▶ TASK BRIEF:
Read the lines below and count those that have the word "background". Respond with the number only.

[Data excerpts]
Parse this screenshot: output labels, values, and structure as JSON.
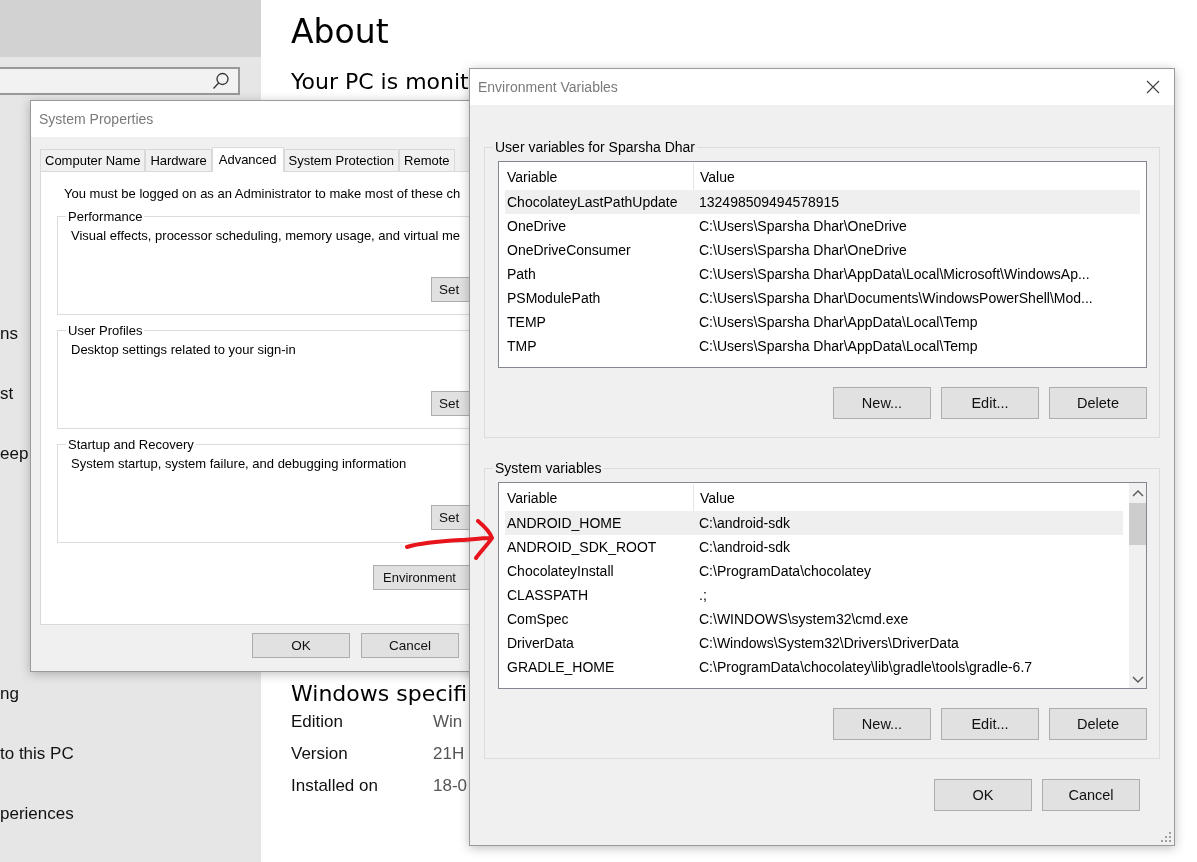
{
  "settings": {
    "sidebar": {
      "items": [
        {
          "label": "ns"
        },
        {
          "label": "st"
        },
        {
          "label": "eep"
        },
        {
          "label": "ng"
        },
        {
          "label": "to this PC"
        },
        {
          "label": "periences"
        }
      ]
    },
    "title": "About",
    "subtitle": "Your PC is monit",
    "section_title": "Windows specifi",
    "specs": [
      {
        "label": "Edition",
        "value": "Win"
      },
      {
        "label": "Version",
        "value": "21H"
      },
      {
        "label": "Installed on",
        "value": "18-0"
      }
    ]
  },
  "system_properties": {
    "title": "System Properties",
    "tabs": [
      {
        "label": "Computer Name",
        "selected": false
      },
      {
        "label": "Hardware",
        "selected": false
      },
      {
        "label": "Advanced",
        "selected": true
      },
      {
        "label": "System Protection",
        "selected": false
      },
      {
        "label": "Remote",
        "selected": false
      }
    ],
    "notice": "You must be logged on as an Administrator to make most of these ch",
    "groups": [
      {
        "title": "Performance",
        "text": "Visual effects, processor scheduling, memory usage, and virtual me",
        "button": "Set"
      },
      {
        "title": "User Profiles",
        "text": "Desktop settings related to your sign-in",
        "button": "Set"
      },
      {
        "title": "Startup and Recovery",
        "text": "System startup, system failure, and debugging information",
        "button": "Set"
      }
    ],
    "env_button": "Environment",
    "buttons": [
      "OK",
      "Cancel"
    ]
  },
  "environment_variables": {
    "title": "Environment Variables",
    "user": {
      "title": "User variables for Sparsha Dhar",
      "columns": [
        "Variable",
        "Value"
      ],
      "rows": [
        {
          "name": "ChocolateyLastPathUpdate",
          "value": "132498509494578915",
          "selected": true
        },
        {
          "name": "OneDrive",
          "value": "C:\\Users\\Sparsha Dhar\\OneDrive",
          "selected": false
        },
        {
          "name": "OneDriveConsumer",
          "value": "C:\\Users\\Sparsha Dhar\\OneDrive",
          "selected": false
        },
        {
          "name": "Path",
          "value": "C:\\Users\\Sparsha Dhar\\AppData\\Local\\Microsoft\\WindowsAp...",
          "selected": false
        },
        {
          "name": "PSModulePath",
          "value": "C:\\Users\\Sparsha Dhar\\Documents\\WindowsPowerShell\\Mod...",
          "selected": false
        },
        {
          "name": "TEMP",
          "value": "C:\\Users\\Sparsha Dhar\\AppData\\Local\\Temp",
          "selected": false
        },
        {
          "name": "TMP",
          "value": "C:\\Users\\Sparsha Dhar\\AppData\\Local\\Temp",
          "selected": false
        }
      ],
      "buttons": [
        "New...",
        "Edit...",
        "Delete"
      ]
    },
    "system": {
      "title": "System variables",
      "columns": [
        "Variable",
        "Value"
      ],
      "rows": [
        {
          "name": "ANDROID_HOME",
          "value": "C:\\android-sdk",
          "selected": true
        },
        {
          "name": "ANDROID_SDK_ROOT",
          "value": "C:\\android-sdk",
          "selected": false
        },
        {
          "name": "ChocolateyInstall",
          "value": "C:\\ProgramData\\chocolatey",
          "selected": false
        },
        {
          "name": "CLASSPATH",
          "value": ".;",
          "selected": false
        },
        {
          "name": "ComSpec",
          "value": "C:\\WINDOWS\\system32\\cmd.exe",
          "selected": false
        },
        {
          "name": "DriverData",
          "value": "C:\\Windows\\System32\\Drivers\\DriverData",
          "selected": false
        },
        {
          "name": "GRADLE_HOME",
          "value": "C:\\ProgramData\\chocolatey\\lib\\gradle\\tools\\gradle-6.7",
          "selected": false
        }
      ],
      "buttons": [
        "New...",
        "Edit...",
        "Delete"
      ]
    },
    "buttons": [
      "OK",
      "Cancel"
    ]
  }
}
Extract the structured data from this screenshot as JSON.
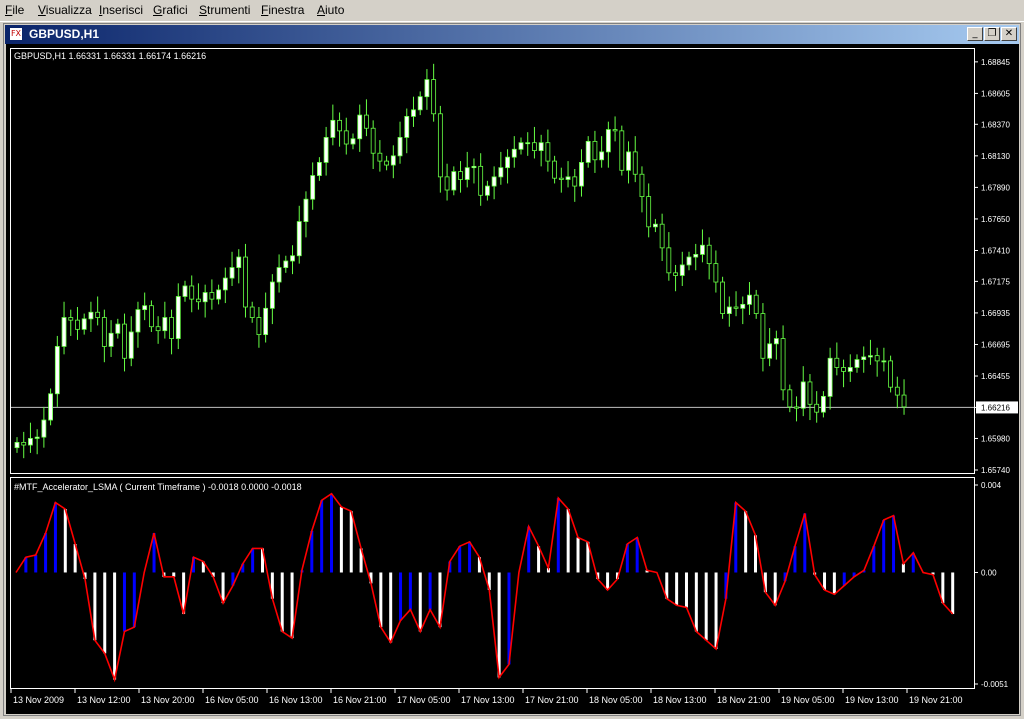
{
  "menu": [
    {
      "label": "File",
      "underline": "F",
      "rest": "ile"
    },
    {
      "label": "Visualizza",
      "underline": "V",
      "rest": "isualizza"
    },
    {
      "label": "Inserisci",
      "underline": "I",
      "rest": "nserisci"
    },
    {
      "label": "Grafici",
      "underline": "G",
      "rest": "rafici"
    },
    {
      "label": "Strumenti",
      "underline": "S",
      "rest": "trumenti"
    },
    {
      "label": "Finestra",
      "underline": "F",
      "rest": "inestra"
    },
    {
      "label": "Aiuto",
      "underline": "A",
      "rest": "iuto"
    }
  ],
  "window": {
    "title": "GBPUSD,H1",
    "minimize_glyph": "_",
    "restore_glyph": "❐",
    "close_glyph": "✕",
    "icon_glyph": "FX"
  },
  "main_chart": {
    "info": "GBPUSD,H1  1.66331 1.66331 1.66174 1.66216",
    "current_price_label": "1.66216",
    "y_ticks": [
      "1.68845",
      "1.68605",
      "1.68370",
      "1.68130",
      "1.67890",
      "1.67650",
      "1.67410",
      "1.67175",
      "1.66935",
      "1.66695",
      "1.66455",
      "1.66216",
      "1.65980",
      "1.65740"
    ]
  },
  "indicator": {
    "info": "#MTF_Accelerator_LSMA ( Current Timeframe ) -0.0018 0.0000 -0.0018",
    "y_ticks": [
      "0.004",
      "0.00",
      "-0.0051"
    ]
  },
  "x_axis": [
    "13 Nov 2009",
    "13 Nov 12:00",
    "13 Nov 20:00",
    "16 Nov 05:00",
    "16 Nov 13:00",
    "16 Nov 21:00",
    "17 Nov 05:00",
    "17 Nov 13:00",
    "17 Nov 21:00",
    "18 Nov 05:00",
    "18 Nov 13:00",
    "18 Nov 21:00",
    "19 Nov 05:00",
    "19 Nov 13:00",
    "19 Nov 21:00"
  ],
  "colors": {
    "background": "#000000",
    "bull_candle": "#ffffff",
    "bear_candle": "#000000",
    "candle_outline": "#66ff44",
    "grid_text": "#ffffff",
    "price_line": "#c0c0c0",
    "bar_blue": "#0000ff",
    "bar_white": "#ffffff",
    "lsma_line": "#ff0000"
  },
  "chart_data": {
    "type": "candlestick",
    "symbol": "GBPUSD",
    "timeframe": "H1",
    "ylim": [
      1.6574,
      1.6892
    ],
    "close": [
      1.6595,
      1.6593,
      1.6598,
      1.6599,
      1.6612,
      1.6632,
      1.6668,
      1.669,
      1.6688,
      1.6681,
      1.6689,
      1.6694,
      1.669,
      1.6668,
      1.6678,
      1.6685,
      1.6659,
      1.6679,
      1.6696,
      1.6699,
      1.6683,
      1.668,
      1.669,
      1.6674,
      1.6706,
      1.6714,
      1.6704,
      1.6702,
      1.6709,
      1.6704,
      1.6711,
      1.672,
      1.6728,
      1.6736,
      1.6698,
      1.669,
      1.6677,
      1.6697,
      1.6717,
      1.6728,
      1.6733,
      1.6737,
      1.6763,
      1.678,
      1.6798,
      1.6808,
      1.6827,
      1.684,
      1.6832,
      1.6822,
      1.6826,
      1.6844,
      1.6834,
      1.6815,
      1.6809,
      1.6806,
      1.6813,
      1.6827,
      1.6843,
      1.6848,
      1.6858,
      1.6871,
      1.6845,
      1.6797,
      1.6787,
      1.6801,
      1.6795,
      1.6804,
      1.6805,
      1.6783,
      1.679,
      1.6797,
      1.6804,
      1.6812,
      1.6818,
      1.6823,
      1.6823,
      1.6817,
      1.6823,
      1.6809,
      1.6796,
      1.6795,
      1.6797,
      1.679,
      1.6808,
      1.6824,
      1.681,
      1.6816,
      1.6833,
      1.6832,
      1.6802,
      1.6816,
      1.6799,
      1.6782,
      1.6759,
      1.6761,
      1.6743,
      1.6724,
      1.6722,
      1.673,
      1.6736,
      1.6738,
      1.6745,
      1.6731,
      1.6717,
      1.6693,
      1.6698,
      1.6697,
      1.67,
      1.6707,
      1.6693,
      1.6659,
      1.667,
      1.6674,
      1.6635,
      1.6622,
      1.6621,
      1.6641,
      1.6624,
      1.6618,
      1.663,
      1.6659,
      1.6652,
      1.6649,
      1.6652,
      1.6658,
      1.666,
      1.6661,
      1.6657,
      1.6657,
      1.6637,
      1.6631,
      1.6622
    ]
  },
  "indicator_data": {
    "type": "bar+line",
    "ylim": [
      -0.0051,
      0.004
    ],
    "values": [
      0.0,
      0.0007,
      0.0008,
      0.0018,
      0.0032,
      0.0029,
      0.0013,
      -0.0003,
      -0.0031,
      -0.0037,
      -0.0049,
      -0.0027,
      -0.0025,
      0.0,
      0.0018,
      -0.0002,
      -0.0002,
      -0.0019,
      0.0007,
      0.0005,
      -0.0002,
      -0.0014,
      -0.0006,
      0.0004,
      0.0011,
      0.0011,
      -0.0012,
      -0.0027,
      -0.003,
      0.0001,
      0.0019,
      0.0033,
      0.0036,
      0.003,
      0.0028,
      0.0011,
      -0.0005,
      -0.0025,
      -0.0032,
      -0.0022,
      -0.0017,
      -0.0027,
      -0.0017,
      -0.0025,
      0.0005,
      0.0012,
      0.0014,
      0.0007,
      -0.0008,
      -0.0048,
      -0.0042,
      0.0,
      0.0021,
      0.0012,
      0.0002,
      0.0034,
      0.0029,
      0.0016,
      0.0014,
      -0.0003,
      -0.0008,
      -0.0003,
      0.0013,
      0.0016,
      0.0001,
      0.0,
      -0.0012,
      -0.0015,
      -0.0016,
      -0.0027,
      -0.0031,
      -0.0035,
      -0.0012,
      0.0032,
      0.0028,
      0.0017,
      -0.0009,
      -0.0015,
      -0.0004,
      0.0012,
      0.0027,
      -0.0001,
      -0.0008,
      -0.001,
      -0.0006,
      -0.0002,
      0.0001,
      0.0012,
      0.0024,
      0.0026,
      0.0004,
      0.0009,
      0.0,
      -0.0001,
      -0.0014,
      -0.0019
    ],
    "colors": [
      "w",
      "b",
      "b",
      "b",
      "b",
      "w",
      "w",
      "w",
      "w",
      "w",
      "w",
      "b",
      "b",
      "b",
      "b",
      "w",
      "w",
      "w",
      "b",
      "w",
      "w",
      "w",
      "b",
      "b",
      "b",
      "w",
      "w",
      "w",
      "w",
      "b",
      "b",
      "b",
      "b",
      "w",
      "w",
      "w",
      "w",
      "w",
      "w",
      "b",
      "b",
      "w",
      "b",
      "w",
      "b",
      "b",
      "b",
      "w",
      "w",
      "w",
      "b",
      "b",
      "b",
      "w",
      "w",
      "b",
      "w",
      "w",
      "w",
      "w",
      "w",
      "w",
      "b",
      "b",
      "w",
      "w",
      "w",
      "w",
      "w",
      "w",
      "w",
      "w",
      "b",
      "b",
      "w",
      "w",
      "w",
      "w",
      "b",
      "b",
      "b",
      "w",
      "w",
      "w",
      "b",
      "b",
      "b",
      "b",
      "b",
      "b",
      "w",
      "b",
      "w",
      "w",
      "w",
      "w"
    ]
  }
}
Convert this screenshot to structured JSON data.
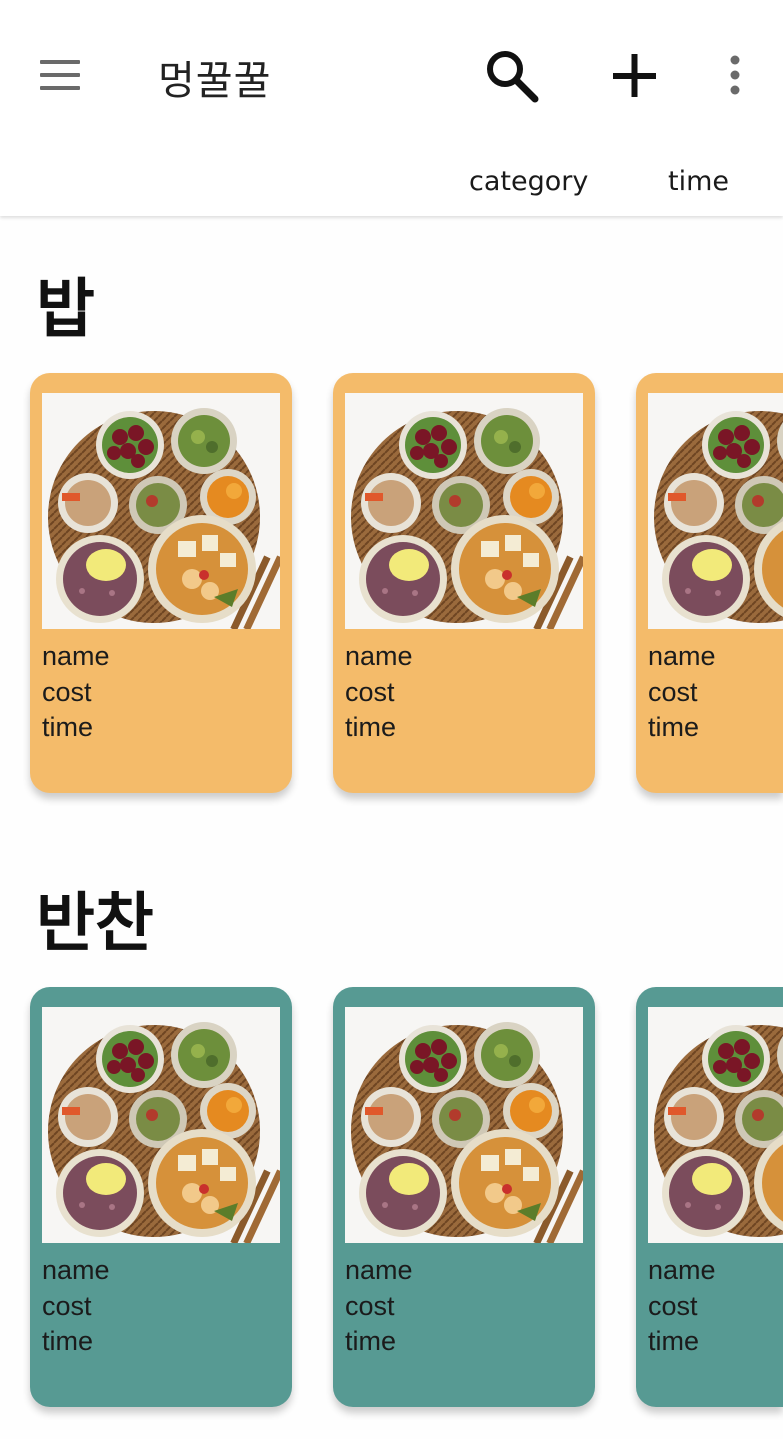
{
  "app": {
    "title": "멍꿀꿀"
  },
  "toolbar": {
    "menu_icon": "hamburger-menu-icon",
    "search_icon": "search-icon",
    "add_icon": "plus-icon",
    "more_icon": "more-vert-icon"
  },
  "filters": [
    {
      "label": "category"
    },
    {
      "label": "time"
    }
  ],
  "colors": {
    "rice_card": "#f4bb6a",
    "side_card": "#579a93",
    "background": "#fefefe"
  },
  "sections": [
    {
      "title": "밥",
      "cards": [
        {
          "name": "name",
          "cost": "cost",
          "time": "time"
        },
        {
          "name": "name",
          "cost": "cost",
          "time": "time"
        },
        {
          "name": "name",
          "cost": "cost",
          "time": "time"
        }
      ]
    },
    {
      "title": "반찬",
      "cards": [
        {
          "name": "name",
          "cost": "cost",
          "time": "time"
        },
        {
          "name": "name",
          "cost": "cost",
          "time": "time"
        },
        {
          "name": "name",
          "cost": "cost",
          "time": "time"
        }
      ]
    }
  ]
}
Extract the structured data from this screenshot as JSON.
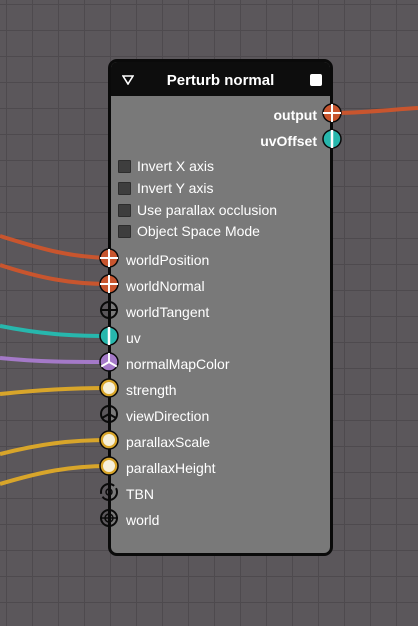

▶ REPLY TO THE TASK:
2